(Task brief)
Pick out and copy every line below that has the word "Contributions".
######
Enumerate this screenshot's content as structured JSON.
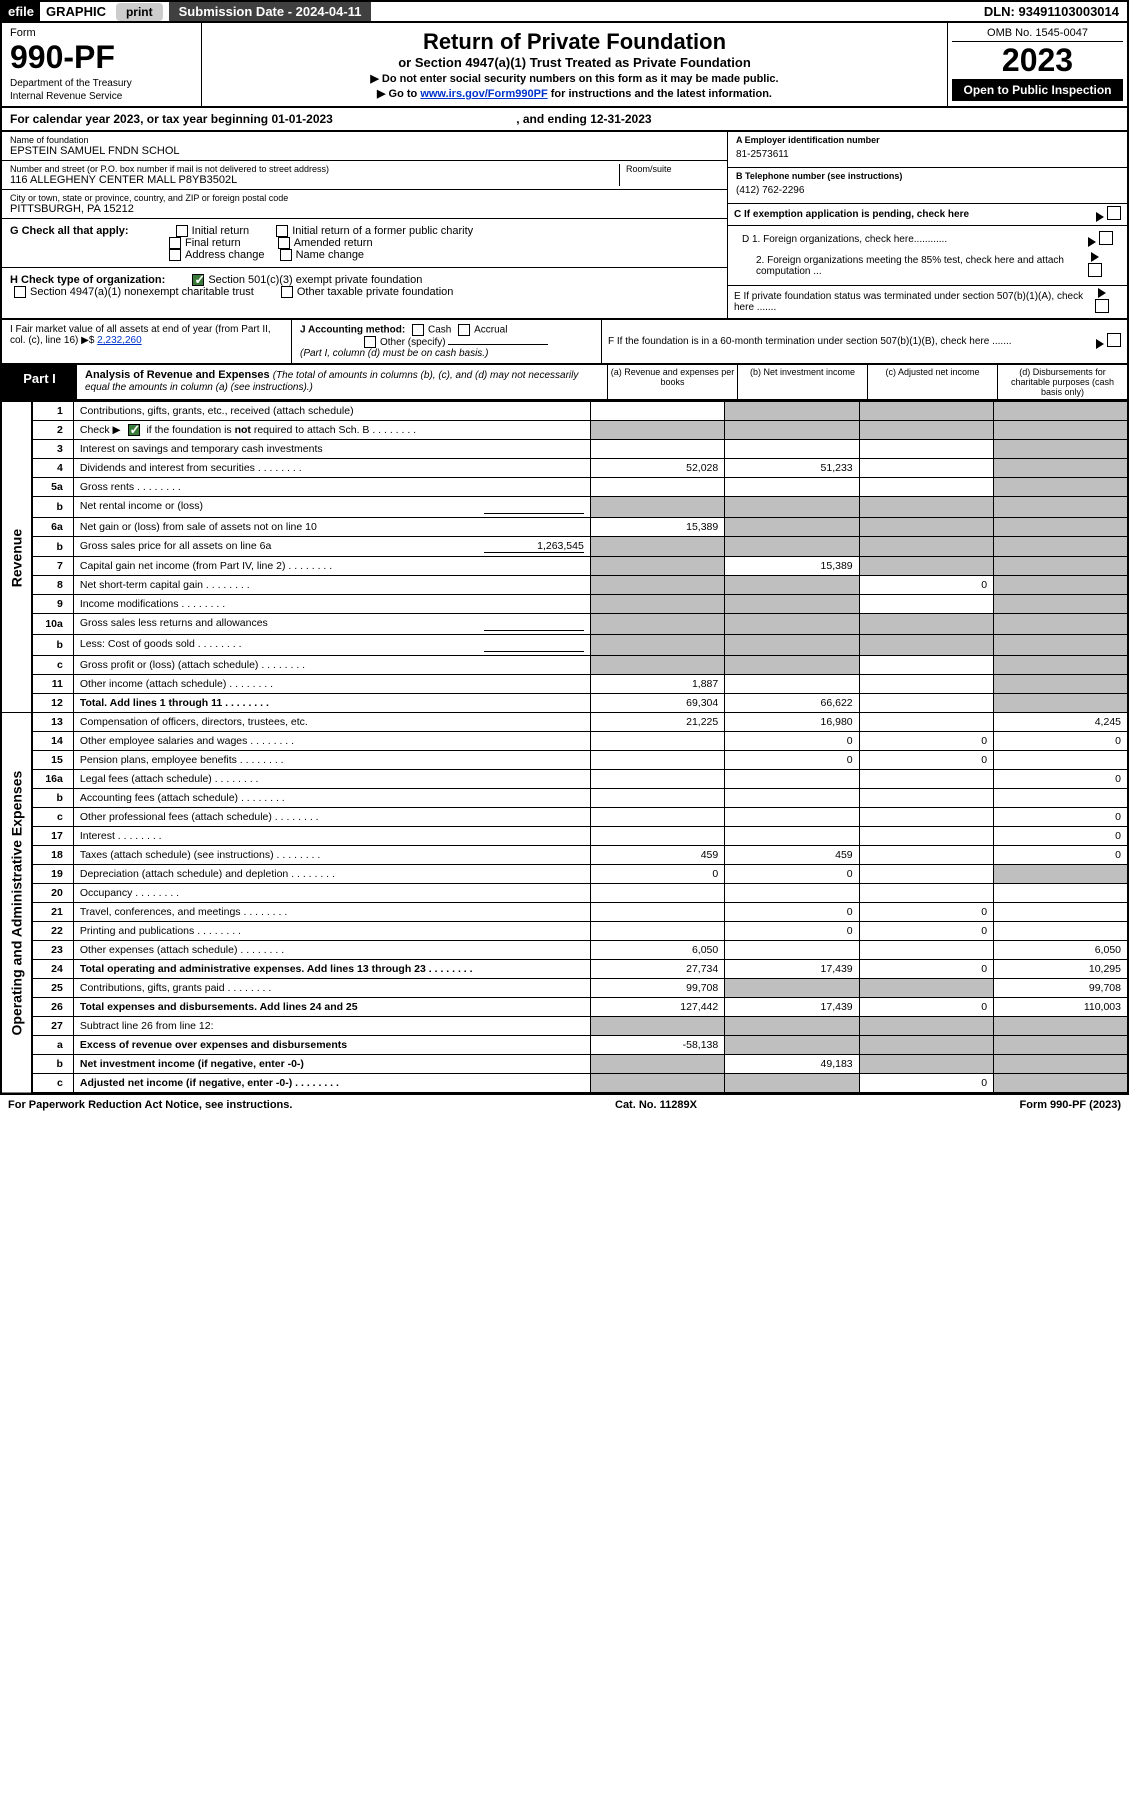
{
  "top_bar": {
    "efile": "efile",
    "graphic": "GRAPHIC",
    "print": "print",
    "sub_date_label": "Submission Date - 2024-04-11",
    "dln": "DLN: 93491103003014"
  },
  "header": {
    "form_label": "Form",
    "form_number": "990-PF",
    "dept1": "Department of the Treasury",
    "dept2": "Internal Revenue Service",
    "title": "Return of Private Foundation",
    "subtitle": "or Section 4947(a)(1) Trust Treated as Private Foundation",
    "instr1": "▶ Do not enter social security numbers on this form as it may be made public.",
    "instr2_pre": "▶ Go to ",
    "instr2_link": "www.irs.gov/Form990PF",
    "instr2_post": " for instructions and the latest information.",
    "omb": "OMB No. 1545-0047",
    "tax_year": "2023",
    "open": "Open to Public Inspection"
  },
  "cal_year": {
    "text_pre": "For calendar year 2023, or tax year beginning ",
    "begin": "01-01-2023",
    "text_mid": " , and ending ",
    "end": "12-31-2023"
  },
  "foundation": {
    "name_label": "Name of foundation",
    "name": "EPSTEIN SAMUEL FNDN SCHOL",
    "addr_label": "Number and street (or P.O. box number if mail is not delivered to street address)",
    "addr": "116 ALLEGHENY CENTER MALL P8YB3502L",
    "room_label": "Room/suite",
    "city_label": "City or town, state or province, country, and ZIP or foreign postal code",
    "city": "PITTSBURGH, PA  15212",
    "a_label": "A Employer identification number",
    "a_val": "81-2573611",
    "b_label": "B Telephone number (see instructions)",
    "b_val": "(412) 762-2296",
    "c_label": "C If exemption application is pending, check here"
  },
  "checks": {
    "g_label": "G Check all that apply:",
    "g_opts": [
      "Initial return",
      "Initial return of a former public charity",
      "Final return",
      "Amended return",
      "Address change",
      "Name change"
    ],
    "h_label": "H Check type of organization:",
    "h_opt1": "Section 501(c)(3) exempt private foundation",
    "h_opt2": "Section 4947(a)(1) nonexempt charitable trust",
    "h_opt3": "Other taxable private foundation",
    "i_label": "I Fair market value of all assets at end of year (from Part II, col. (c), line 16) ▶$ ",
    "i_val": "2,232,260",
    "j_label": "J Accounting method:",
    "j_opts": [
      "Cash",
      "Accrual"
    ],
    "j_other": "Other (specify)",
    "j_note": "(Part I, column (d) must be on cash basis.)",
    "d1": "D 1. Foreign organizations, check here............",
    "d2": "2. Foreign organizations meeting the 85% test, check here and attach computation ...",
    "e": "E  If private foundation status was terminated under section 507(b)(1)(A), check here .......",
    "f": "F  If the foundation is in a 60-month termination under section 507(b)(1)(B), check here .......",
    "d_label": "D"
  },
  "part1": {
    "label": "Part I",
    "title": "Analysis of Revenue and Expenses",
    "note": " (The total of amounts in columns (b), (c), and (d) may not necessarily equal the amounts in column (a) (see instructions).)",
    "col_a": "(a) Revenue and expenses per books",
    "col_b": "(b) Net investment income",
    "col_c": "(c) Adjusted net income",
    "col_d": "(d) Disbursements for charitable purposes (cash basis only)"
  },
  "side_labels": {
    "revenue": "Revenue",
    "expenses": "Operating and Administrative Expenses"
  },
  "rows": [
    {
      "n": "1",
      "d": "Contributions, gifts, grants, etc., received (attach schedule)",
      "a": "",
      "b": "shade",
      "c": "shade",
      "dd": "shade"
    },
    {
      "n": "2",
      "d": "Check ▶ [✓] if the foundation is not required to attach Sch. B",
      "a": "shade",
      "b": "shade",
      "c": "shade",
      "dd": "shade",
      "hascheck": true,
      "dots": true
    },
    {
      "n": "3",
      "d": "Interest on savings and temporary cash investments",
      "a": "",
      "b": "",
      "c": "",
      "dd": "shade"
    },
    {
      "n": "4",
      "d": "Dividends and interest from securities",
      "a": "52,028",
      "b": "51,233",
      "c": "",
      "dd": "shade",
      "dots": true
    },
    {
      "n": "5a",
      "d": "Gross rents",
      "a": "",
      "b": "",
      "c": "",
      "dd": "shade",
      "dots": true
    },
    {
      "n": "b",
      "d": "Net rental income or (loss)",
      "a": "shade",
      "b": "shade",
      "c": "shade",
      "dd": "shade",
      "underline": true
    },
    {
      "n": "6a",
      "d": "Net gain or (loss) from sale of assets not on line 10",
      "a": "15,389",
      "b": "shade",
      "c": "shade",
      "dd": "shade"
    },
    {
      "n": "b",
      "d": "Gross sales price for all assets on line 6a",
      "a": "shade",
      "b": "shade",
      "c": "shade",
      "dd": "shade",
      "inline_val": "1,263,545"
    },
    {
      "n": "7",
      "d": "Capital gain net income (from Part IV, line 2)",
      "a": "shade",
      "b": "15,389",
      "c": "shade",
      "dd": "shade",
      "dots": true
    },
    {
      "n": "8",
      "d": "Net short-term capital gain",
      "a": "shade",
      "b": "shade",
      "c": "0",
      "dd": "shade",
      "dots": true
    },
    {
      "n": "9",
      "d": "Income modifications",
      "a": "shade",
      "b": "shade",
      "c": "",
      "dd": "shade",
      "dots": true
    },
    {
      "n": "10a",
      "d": "Gross sales less returns and allowances",
      "a": "shade",
      "b": "shade",
      "c": "shade",
      "dd": "shade",
      "underline": true
    },
    {
      "n": "b",
      "d": "Less: Cost of goods sold",
      "a": "shade",
      "b": "shade",
      "c": "shade",
      "dd": "shade",
      "dots": true,
      "underline": true
    },
    {
      "n": "c",
      "d": "Gross profit or (loss) (attach schedule)",
      "a": "shade",
      "b": "shade",
      "c": "",
      "dd": "shade",
      "dots": true
    },
    {
      "n": "11",
      "d": "Other income (attach schedule)",
      "a": "1,887",
      "b": "",
      "c": "",
      "dd": "shade",
      "dots": true
    },
    {
      "n": "12",
      "d": "Total. Add lines 1 through 11",
      "a": "69,304",
      "b": "66,622",
      "c": "",
      "dd": "shade",
      "bold": true,
      "dots": true
    },
    {
      "n": "13",
      "d": "Compensation of officers, directors, trustees, etc.",
      "a": "21,225",
      "b": "16,980",
      "c": "",
      "dd": "4,245"
    },
    {
      "n": "14",
      "d": "Other employee salaries and wages",
      "a": "",
      "b": "0",
      "c": "0",
      "dd": "0",
      "dots": true
    },
    {
      "n": "15",
      "d": "Pension plans, employee benefits",
      "a": "",
      "b": "0",
      "c": "0",
      "dd": "",
      "dots": true
    },
    {
      "n": "16a",
      "d": "Legal fees (attach schedule)",
      "a": "",
      "b": "",
      "c": "",
      "dd": "0",
      "dots": true
    },
    {
      "n": "b",
      "d": "Accounting fees (attach schedule)",
      "a": "",
      "b": "",
      "c": "",
      "dd": "",
      "dots": true
    },
    {
      "n": "c",
      "d": "Other professional fees (attach schedule)",
      "a": "",
      "b": "",
      "c": "",
      "dd": "0",
      "dots": true
    },
    {
      "n": "17",
      "d": "Interest",
      "a": "",
      "b": "",
      "c": "",
      "dd": "0",
      "dots": true
    },
    {
      "n": "18",
      "d": "Taxes (attach schedule) (see instructions)",
      "a": "459",
      "b": "459",
      "c": "",
      "dd": "0",
      "dots": true
    },
    {
      "n": "19",
      "d": "Depreciation (attach schedule) and depletion",
      "a": "0",
      "b": "0",
      "c": "",
      "dd": "shade",
      "dots": true
    },
    {
      "n": "20",
      "d": "Occupancy",
      "a": "",
      "b": "",
      "c": "",
      "dd": "",
      "dots": true
    },
    {
      "n": "21",
      "d": "Travel, conferences, and meetings",
      "a": "",
      "b": "0",
      "c": "0",
      "dd": "",
      "dots": true
    },
    {
      "n": "22",
      "d": "Printing and publications",
      "a": "",
      "b": "0",
      "c": "0",
      "dd": "",
      "dots": true
    },
    {
      "n": "23",
      "d": "Other expenses (attach schedule)",
      "a": "6,050",
      "b": "",
      "c": "",
      "dd": "6,050",
      "dots": true
    },
    {
      "n": "24",
      "d": "Total operating and administrative expenses. Add lines 13 through 23",
      "a": "27,734",
      "b": "17,439",
      "c": "0",
      "dd": "10,295",
      "bold": true,
      "dots": true
    },
    {
      "n": "25",
      "d": "Contributions, gifts, grants paid",
      "a": "99,708",
      "b": "shade",
      "c": "shade",
      "dd": "99,708",
      "dots": true
    },
    {
      "n": "26",
      "d": "Total expenses and disbursements. Add lines 24 and 25",
      "a": "127,442",
      "b": "17,439",
      "c": "0",
      "dd": "110,003",
      "bold": true
    },
    {
      "n": "27",
      "d": "Subtract line 26 from line 12:",
      "a": "shade",
      "b": "shade",
      "c": "shade",
      "dd": "shade"
    },
    {
      "n": "a",
      "d": "Excess of revenue over expenses and disbursements",
      "a": "-58,138",
      "b": "shade",
      "c": "shade",
      "dd": "shade",
      "bold": true
    },
    {
      "n": "b",
      "d": "Net investment income (if negative, enter -0-)",
      "a": "shade",
      "b": "49,183",
      "c": "shade",
      "dd": "shade",
      "bold": true
    },
    {
      "n": "c",
      "d": "Adjusted net income (if negative, enter -0-)",
      "a": "shade",
      "b": "shade",
      "c": "0",
      "dd": "shade",
      "bold": true,
      "dots": true
    }
  ],
  "footer": {
    "left": "For Paperwork Reduction Act Notice, see instructions.",
    "mid": "Cat. No. 11289X",
    "right": "Form 990-PF (2023)"
  }
}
######
(Result)
      "d": "Contributions, gifts, grants, etc., received (attach schedule)",
      "d": "Contributions, gifts, grants paid",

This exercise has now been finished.